┏━━

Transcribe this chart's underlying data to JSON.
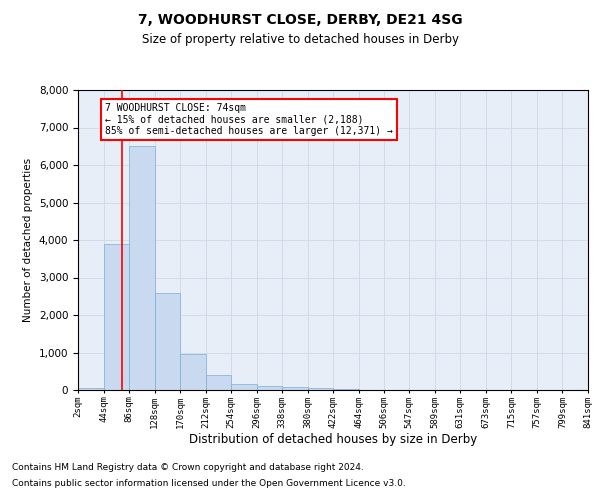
{
  "title": "7, WOODHURST CLOSE, DERBY, DE21 4SG",
  "subtitle": "Size of property relative to detached houses in Derby",
  "xlabel": "Distribution of detached houses by size in Derby",
  "ylabel": "Number of detached properties",
  "footnote1": "Contains HM Land Registry data © Crown copyright and database right 2024.",
  "footnote2": "Contains public sector information licensed under the Open Government Licence v3.0.",
  "bin_edges": [
    2,
    44,
    86,
    128,
    170,
    212,
    254,
    296,
    338,
    380,
    422,
    464,
    506,
    547,
    589,
    631,
    673,
    715,
    757,
    799,
    841
  ],
  "bar_heights": [
    50,
    3900,
    6500,
    2600,
    950,
    400,
    150,
    100,
    80,
    50,
    20,
    10,
    5,
    3,
    2,
    1,
    1,
    0,
    0,
    0
  ],
  "bar_color": "#c9d9f0",
  "bar_edge_color": "#7bafd4",
  "grid_color": "#d0d8e8",
  "background_color": "#e8eef8",
  "red_line_x": 74,
  "annotation_line1": "7 WOODHURST CLOSE: 74sqm",
  "annotation_line2": "← 15% of detached houses are smaller (2,188)",
  "annotation_line3": "85% of semi-detached houses are larger (12,371) →",
  "ylim": [
    0,
    8000
  ],
  "yticks": [
    0,
    1000,
    2000,
    3000,
    4000,
    5000,
    6000,
    7000,
    8000
  ],
  "xtick_labels": [
    "2sqm",
    "44sqm",
    "86sqm",
    "128sqm",
    "170sqm",
    "212sqm",
    "254sqm",
    "296sqm",
    "338sqm",
    "380sqm",
    "422sqm",
    "464sqm",
    "506sqm",
    "547sqm",
    "589sqm",
    "631sqm",
    "673sqm",
    "715sqm",
    "757sqm",
    "799sqm",
    "841sqm"
  ]
}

┗━━

* [Stated task]:
Print every record above exactly as written, leaving out the pictures.

* [Result for this task]:
Transcribe this chart's underlying data to JSON.
{
  "title": "7, WOODHURST CLOSE, DERBY, DE21 4SG",
  "subtitle": "Size of property relative to detached houses in Derby",
  "xlabel": "Distribution of detached houses by size in Derby",
  "ylabel": "Number of detached properties",
  "footnote1": "Contains HM Land Registry data © Crown copyright and database right 2024.",
  "footnote2": "Contains public sector information licensed under the Open Government Licence v3.0.",
  "bin_edges": [
    2,
    44,
    86,
    128,
    170,
    212,
    254,
    296,
    338,
    380,
    422,
    464,
    506,
    547,
    589,
    631,
    673,
    715,
    757,
    799,
    841
  ],
  "bar_heights": [
    50,
    3900,
    6500,
    2600,
    950,
    400,
    150,
    100,
    80,
    50,
    20,
    10,
    5,
    3,
    2,
    1,
    1,
    0,
    0,
    0
  ],
  "bar_color": "#c9d9f0",
  "bar_edge_color": "#7bafd4",
  "grid_color": "#d0d8e8",
  "background_color": "#e8eef8",
  "red_line_x": 74,
  "annotation_line1": "7 WOODHURST CLOSE: 74sqm",
  "annotation_line2": "← 15% of detached houses are smaller (2,188)",
  "annotation_line3": "85% of semi-detached houses are larger (12,371) →",
  "ylim": [
    0,
    8000
  ],
  "yticks": [
    0,
    1000,
    2000,
    3000,
    4000,
    5000,
    6000,
    7000,
    8000
  ],
  "xtick_labels": [
    "2sqm",
    "44sqm",
    "86sqm",
    "128sqm",
    "170sqm",
    "212sqm",
    "254sqm",
    "296sqm",
    "338sqm",
    "380sqm",
    "422sqm",
    "464sqm",
    "506sqm",
    "547sqm",
    "589sqm",
    "631sqm",
    "673sqm",
    "715sqm",
    "757sqm",
    "799sqm",
    "841sqm"
  ]
}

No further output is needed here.